** Stated goal **
Rewrite the records from the start through the line that contains "x-tick-label: A1 [603,857,641,892]", changing every "y-tick-label" to "y-axis-tick" and keeping everything else the same.

## start Extracted information

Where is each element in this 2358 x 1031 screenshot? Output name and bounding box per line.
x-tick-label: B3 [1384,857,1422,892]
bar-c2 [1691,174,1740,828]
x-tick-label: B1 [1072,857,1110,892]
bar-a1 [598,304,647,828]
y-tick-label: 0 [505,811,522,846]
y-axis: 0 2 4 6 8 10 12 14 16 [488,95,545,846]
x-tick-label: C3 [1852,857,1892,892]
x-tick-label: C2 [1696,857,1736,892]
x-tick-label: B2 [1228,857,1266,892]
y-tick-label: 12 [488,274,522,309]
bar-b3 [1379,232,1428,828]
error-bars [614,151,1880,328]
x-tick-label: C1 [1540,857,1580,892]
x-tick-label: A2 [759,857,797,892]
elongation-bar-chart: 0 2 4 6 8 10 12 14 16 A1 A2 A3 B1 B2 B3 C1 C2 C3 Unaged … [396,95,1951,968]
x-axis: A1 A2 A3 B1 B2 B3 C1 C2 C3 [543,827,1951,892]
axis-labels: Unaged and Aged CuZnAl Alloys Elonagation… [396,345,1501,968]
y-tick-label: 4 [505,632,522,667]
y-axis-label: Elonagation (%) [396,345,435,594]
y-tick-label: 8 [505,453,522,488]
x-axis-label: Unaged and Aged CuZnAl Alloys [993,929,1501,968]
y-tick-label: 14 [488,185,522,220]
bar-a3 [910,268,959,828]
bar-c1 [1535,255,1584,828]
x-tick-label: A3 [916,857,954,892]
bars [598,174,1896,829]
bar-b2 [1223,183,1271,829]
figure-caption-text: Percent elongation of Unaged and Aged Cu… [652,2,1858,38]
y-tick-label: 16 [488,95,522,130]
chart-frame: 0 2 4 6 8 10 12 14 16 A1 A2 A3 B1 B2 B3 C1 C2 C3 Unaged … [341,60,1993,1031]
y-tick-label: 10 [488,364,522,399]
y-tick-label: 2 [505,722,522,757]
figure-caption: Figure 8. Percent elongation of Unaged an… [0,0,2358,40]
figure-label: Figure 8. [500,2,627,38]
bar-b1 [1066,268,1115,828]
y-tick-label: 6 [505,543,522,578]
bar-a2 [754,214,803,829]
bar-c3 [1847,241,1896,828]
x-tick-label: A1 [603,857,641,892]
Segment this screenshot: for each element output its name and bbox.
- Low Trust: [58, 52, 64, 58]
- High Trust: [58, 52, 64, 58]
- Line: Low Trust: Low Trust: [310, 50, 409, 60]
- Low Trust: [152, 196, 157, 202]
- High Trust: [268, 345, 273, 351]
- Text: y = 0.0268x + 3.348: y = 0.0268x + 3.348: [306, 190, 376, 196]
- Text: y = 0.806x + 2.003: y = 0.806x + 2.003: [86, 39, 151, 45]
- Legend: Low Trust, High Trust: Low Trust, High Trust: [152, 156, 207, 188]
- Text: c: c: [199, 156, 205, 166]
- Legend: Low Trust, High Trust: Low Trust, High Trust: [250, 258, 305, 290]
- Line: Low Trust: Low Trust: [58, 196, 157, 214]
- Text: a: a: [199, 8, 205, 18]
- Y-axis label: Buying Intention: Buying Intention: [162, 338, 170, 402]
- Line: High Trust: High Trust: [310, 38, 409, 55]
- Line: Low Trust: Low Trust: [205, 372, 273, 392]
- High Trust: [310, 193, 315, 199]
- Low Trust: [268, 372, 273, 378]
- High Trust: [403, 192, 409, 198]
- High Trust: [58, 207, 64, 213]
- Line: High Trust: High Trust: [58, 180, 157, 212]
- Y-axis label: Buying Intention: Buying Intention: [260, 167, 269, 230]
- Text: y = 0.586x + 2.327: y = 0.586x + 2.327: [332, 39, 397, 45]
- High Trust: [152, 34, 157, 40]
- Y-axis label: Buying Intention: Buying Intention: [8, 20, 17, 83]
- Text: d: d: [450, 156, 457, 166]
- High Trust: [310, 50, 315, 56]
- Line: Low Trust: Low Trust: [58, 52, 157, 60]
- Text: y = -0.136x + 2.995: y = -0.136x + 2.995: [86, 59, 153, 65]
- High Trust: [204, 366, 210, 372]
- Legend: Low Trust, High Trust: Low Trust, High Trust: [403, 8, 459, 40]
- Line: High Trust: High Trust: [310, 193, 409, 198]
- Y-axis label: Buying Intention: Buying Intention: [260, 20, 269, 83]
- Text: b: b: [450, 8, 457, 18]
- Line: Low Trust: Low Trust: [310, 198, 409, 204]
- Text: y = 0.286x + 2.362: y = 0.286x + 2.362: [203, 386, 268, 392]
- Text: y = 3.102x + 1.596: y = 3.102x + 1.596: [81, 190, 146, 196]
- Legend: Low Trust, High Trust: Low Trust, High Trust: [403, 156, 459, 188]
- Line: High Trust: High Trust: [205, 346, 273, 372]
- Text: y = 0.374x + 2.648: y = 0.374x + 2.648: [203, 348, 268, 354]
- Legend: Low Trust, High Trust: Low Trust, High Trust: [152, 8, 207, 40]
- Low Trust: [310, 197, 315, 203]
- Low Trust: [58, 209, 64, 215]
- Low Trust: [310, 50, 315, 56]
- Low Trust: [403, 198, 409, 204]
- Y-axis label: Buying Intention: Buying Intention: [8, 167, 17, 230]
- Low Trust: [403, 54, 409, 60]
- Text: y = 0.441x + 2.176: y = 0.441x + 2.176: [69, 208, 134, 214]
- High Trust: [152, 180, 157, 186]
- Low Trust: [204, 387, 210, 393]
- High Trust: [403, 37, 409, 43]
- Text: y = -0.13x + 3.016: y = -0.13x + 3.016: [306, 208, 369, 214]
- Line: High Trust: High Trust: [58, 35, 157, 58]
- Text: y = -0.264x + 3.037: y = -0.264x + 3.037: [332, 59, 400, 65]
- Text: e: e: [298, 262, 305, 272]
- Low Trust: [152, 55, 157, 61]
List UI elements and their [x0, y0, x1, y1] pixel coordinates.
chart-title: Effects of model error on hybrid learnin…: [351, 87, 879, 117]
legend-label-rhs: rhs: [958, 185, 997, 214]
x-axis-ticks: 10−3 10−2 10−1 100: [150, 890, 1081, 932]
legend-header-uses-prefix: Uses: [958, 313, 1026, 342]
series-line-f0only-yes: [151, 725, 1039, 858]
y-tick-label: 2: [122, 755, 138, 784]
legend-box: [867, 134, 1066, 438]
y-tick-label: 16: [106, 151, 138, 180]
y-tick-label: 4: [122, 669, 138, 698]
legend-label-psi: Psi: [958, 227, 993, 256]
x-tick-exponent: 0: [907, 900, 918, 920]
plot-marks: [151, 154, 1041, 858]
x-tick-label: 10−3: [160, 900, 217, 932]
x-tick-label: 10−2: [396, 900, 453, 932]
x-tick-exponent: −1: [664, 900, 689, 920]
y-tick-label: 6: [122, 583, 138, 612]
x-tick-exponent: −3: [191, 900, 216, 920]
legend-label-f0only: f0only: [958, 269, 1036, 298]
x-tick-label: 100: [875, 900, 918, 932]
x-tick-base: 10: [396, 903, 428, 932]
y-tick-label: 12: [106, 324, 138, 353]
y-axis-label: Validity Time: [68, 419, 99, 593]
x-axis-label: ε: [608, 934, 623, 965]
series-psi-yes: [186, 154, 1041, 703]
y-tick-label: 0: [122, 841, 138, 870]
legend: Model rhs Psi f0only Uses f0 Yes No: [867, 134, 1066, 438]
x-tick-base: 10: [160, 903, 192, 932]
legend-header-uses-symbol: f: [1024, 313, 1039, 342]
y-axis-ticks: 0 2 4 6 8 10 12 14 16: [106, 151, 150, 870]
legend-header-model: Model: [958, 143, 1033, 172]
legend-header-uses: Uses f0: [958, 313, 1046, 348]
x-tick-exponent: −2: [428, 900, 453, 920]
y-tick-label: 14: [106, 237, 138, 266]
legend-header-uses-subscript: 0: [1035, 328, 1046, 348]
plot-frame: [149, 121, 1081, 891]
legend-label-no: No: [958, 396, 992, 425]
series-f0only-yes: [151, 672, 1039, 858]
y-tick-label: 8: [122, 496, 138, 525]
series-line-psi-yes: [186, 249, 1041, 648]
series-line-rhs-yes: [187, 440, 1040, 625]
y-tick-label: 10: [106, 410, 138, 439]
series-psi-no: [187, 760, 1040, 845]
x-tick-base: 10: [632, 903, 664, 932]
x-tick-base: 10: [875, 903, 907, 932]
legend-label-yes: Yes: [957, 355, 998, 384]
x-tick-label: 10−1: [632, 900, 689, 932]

## end Extracted information

** Output of the exercise **
Where is each element in this 2358 x 1031 screenshot? Output name and bounding box per line.
x-tick-label: B3 [1384,857,1422,892]
bar-c2 [1691,174,1740,828]
x-tick-label: B1 [1072,857,1110,892]
bar-a1 [598,304,647,828]
y-axis-tick: 0 [505,811,522,846]
y-axis: 0 2 4 6 8 10 12 14 16 [488,95,545,846]
x-tick-label: C3 [1852,857,1892,892]
x-tick-label: C2 [1696,857,1736,892]
x-tick-label: B2 [1228,857,1266,892]
y-axis-tick: 12 [488,274,522,309]
bar-b3 [1379,232,1428,828]
error-bars [614,151,1880,328]
x-tick-label: C1 [1540,857,1580,892]
x-tick-label: A2 [759,857,797,892]
elongation-bar-chart: 0 2 4 6 8 10 12 14 16 A1 A2 A3 B1 B2 B3 C1 C2 C3 Unaged … [396,95,1951,968]
x-axis: A1 A2 A3 B1 B2 B3 C1 C2 C3 [543,827,1951,892]
axis-labels: Unaged and Aged CuZnAl Alloys Elonagation… [396,345,1501,968]
y-axis-tick: 4 [505,632,522,667]
y-axis-label: Elonagation (%) [396,345,435,594]
y-axis-tick: 8 [505,453,522,488]
x-axis-label: Unaged and Aged CuZnAl Alloys [993,929,1501,968]
y-axis-tick: 14 [488,185,522,220]
bar-a3 [910,268,959,828]
bar-c1 [1535,255,1584,828]
x-tick-label: A3 [916,857,954,892]
bars [598,174,1896,829]
bar-b2 [1223,183,1271,829]
figure-caption-text: Percent elongation of Unaged and Aged Cu… [652,2,1858,38]
y-axis-tick: 16 [488,95,522,130]
chart-frame: 0 2 4 6 8 10 12 14 16 A1 A2 A3 B1 B2 B3 C1 C2 C3 Unaged … [341,60,1993,1031]
y-axis-tick: 10 [488,364,522,399]
y-axis-tick: 2 [505,722,522,757]
figure-caption: Figure 8. Percent elongation of Unaged an… [0,0,2358,40]
figure-label: Figure 8. [500,2,627,38]
bar-b1 [1066,268,1115,828]
y-axis-tick: 6 [505,543,522,578]
bar-a2 [754,214,803,829]
bar-c3 [1847,241,1896,828]
x-tick-label: A1 [603,857,641,892]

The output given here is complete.